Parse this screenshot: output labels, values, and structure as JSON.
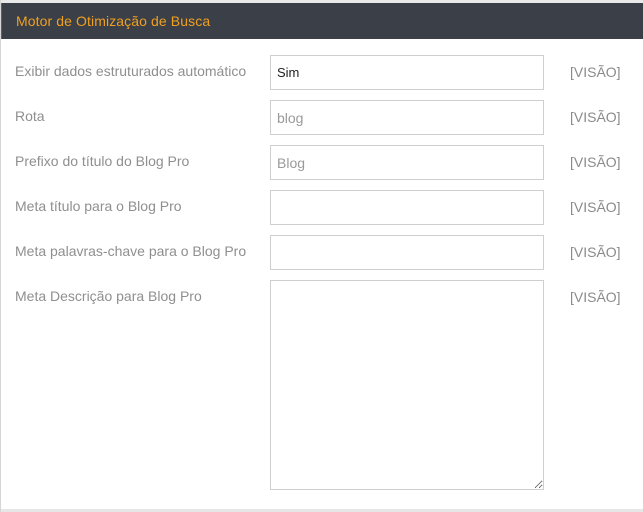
{
  "header": {
    "title": "Motor de Otimização de Busca"
  },
  "fields": [
    {
      "label": "Exibir dados estruturados automático",
      "value": "Sim",
      "scope": "[VISÃO]"
    },
    {
      "label": "Rota",
      "value": "blog",
      "scope": "[VISÃO]"
    },
    {
      "label": "Prefixo do título do Blog Pro",
      "value": "Blog",
      "scope": "[VISÃO]"
    },
    {
      "label": "Meta título para o Blog Pro",
      "value": "",
      "scope": "[VISÃO]"
    },
    {
      "label": "Meta palavras-chave para o Blog Pro",
      "value": "",
      "scope": "[VISÃO]"
    },
    {
      "label": "Meta Descrição para Blog Pro",
      "value": "",
      "scope": "[VISÃO]"
    }
  ],
  "colors": {
    "header_bg": "#3a3f48",
    "header_text": "#f0a020",
    "label_text": "#8f8f8f"
  }
}
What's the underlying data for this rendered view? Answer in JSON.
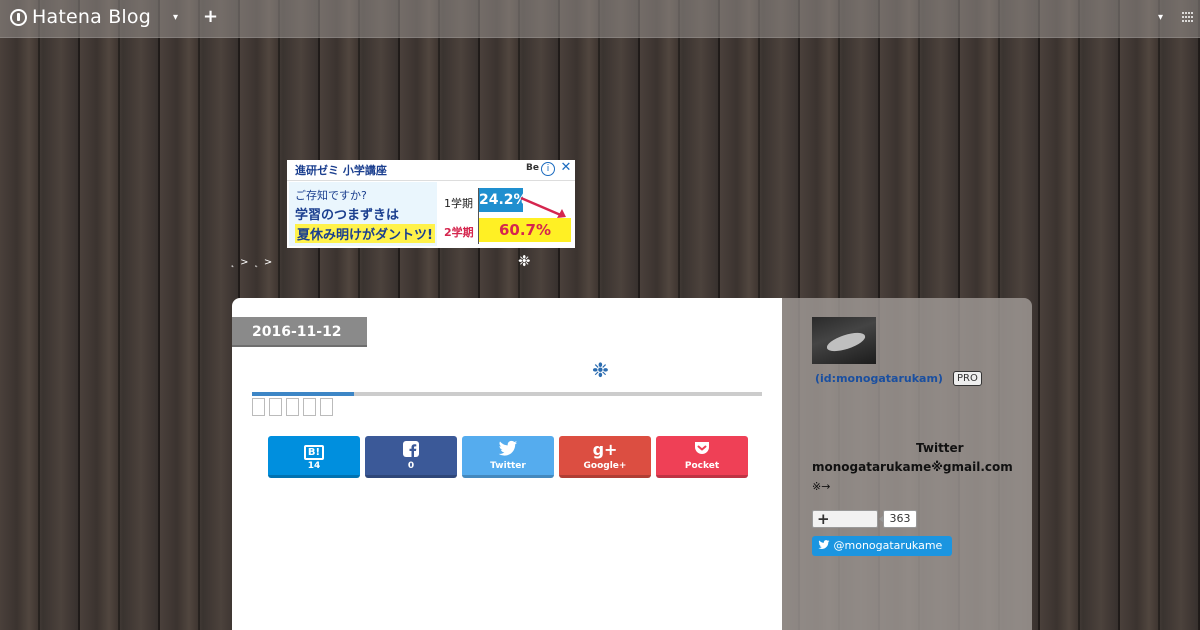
########
Without the pictures, write out the whole listing above exactly as it appears.

Parse this screenshot: output labels, values, and structure as JSON.
{
  "header": {
    "title": "Motor de Otimização de Busca"
  },
  "fields": [
    {
      "label": "Exibir dados estruturados automático",
      "value": "Sim",
      "scope": "[VISÃO]"
    },
    {
      "label": "Rota",
      "value": "blog",
      "scope": "[VISÃO]"
    },
    {
      "label": "Prefixo do título do Blog Pro",
      "value": "Blog",
      "scope": "[VISÃO]"
    },
    {
      "label": "Meta título para o Blog Pro",
      "value": "",
      "scope": "[VISÃO]"
    },
    {
      "label": "Meta palavras-chave para o Blog Pro",
      "value": "",
      "scope": "[VISÃO]"
    },
    {
      "label": "Meta Descrição para Blog Pro",
      "value": "",
      "scope": "[VISÃO]"
    }
  ],
  "colors": {
    "header_bg": "#3a3f48",
    "header_text": "#f0a020",
    "label_text": "#8f8f8f"
  }
}
What's the underlying data for this rendered view? Answer in JSON.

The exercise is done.